Entries taken from a collection:
::::
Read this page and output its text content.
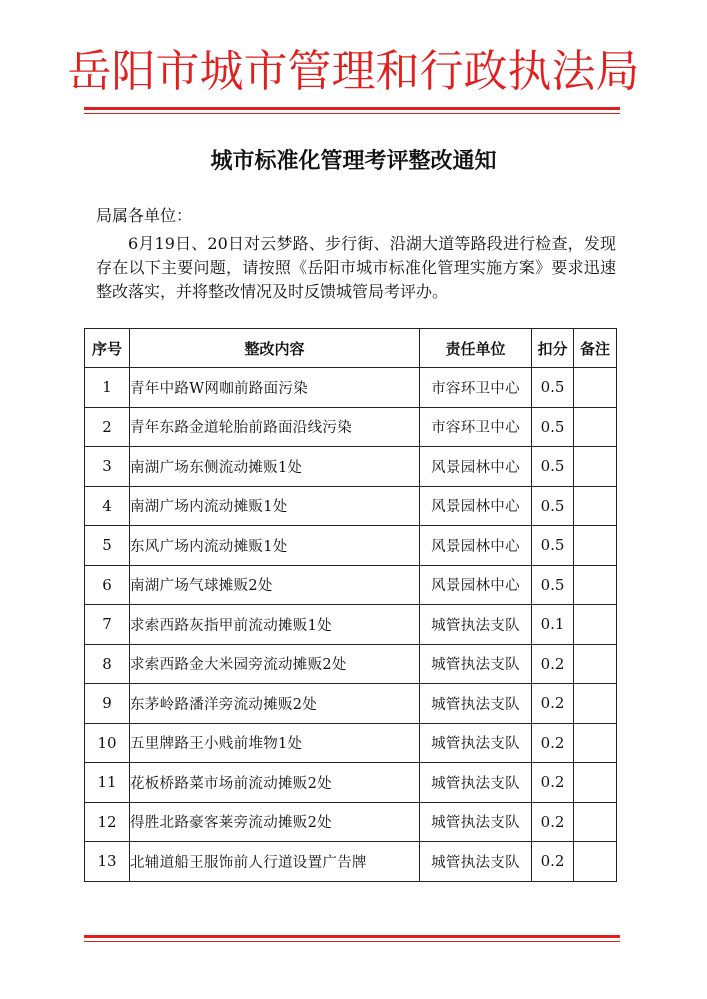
岳阳市城市管理和行政执法局
城市标准化管理考评整改通知
局属各单位：
6月19日、20日对云梦路、步行街、沿湖大道等路段进行检查，发现存在以下主要问题，请按照《岳阳市城市标准化管理实施方案》要求迅速整改落实，并将整改情况及时反馈城管局考评办。
序号	整改内容	责任单位	扣分	备注
1	青年中路W网咖前路面污染	市容环卫中心	0.5	
2	青年东路金道轮胎前路面沿线污染	市容环卫中心	0.5	
3	南湖广场东侧流动摊贩1处	风景园林中心	0.5	
4	南湖广场内流动摊贩1处	风景园林中心	0.5	
5	东风广场内流动摊贩1处	风景园林中心	0.5	
6	南湖广场气球摊贩2处	风景园林中心	0.5	
7	求索西路灰指甲前流动摊贩1处	城管执法支队	0.1	
8	求索西路金大米园旁流动摊贩2处	城管执法支队	0.2	
9	东茅岭路潘洋旁流动摊贩2处	城管执法支队	0.2	
10	五里牌路王小贱前堆物1处	城管执法支队	0.2	
11	花板桥路菜市场前流动摊贩2处	城管执法支队	0.2	
12	得胜北路豪客莱旁流动摊贩2处	城管执法支队	0.2	
13	北辅道船王服饰前人行道设置广告牌	城管执法支队	0.2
::::
▸ **YOUR TASK**
Where a line holds "风景园林中心", copy it out.

▸ **EXERCISE ANSWER**
3	南湖广场东侧流动摊贩1处	风景园林中心	0.5	
4	南湖广场内流动摊贩1处	风景园林中心	0.5	
5	东风广场内流动摊贩1处	风景园林中心	0.5	
6	南湖广场气球摊贩2处	风景园林中心	0.5	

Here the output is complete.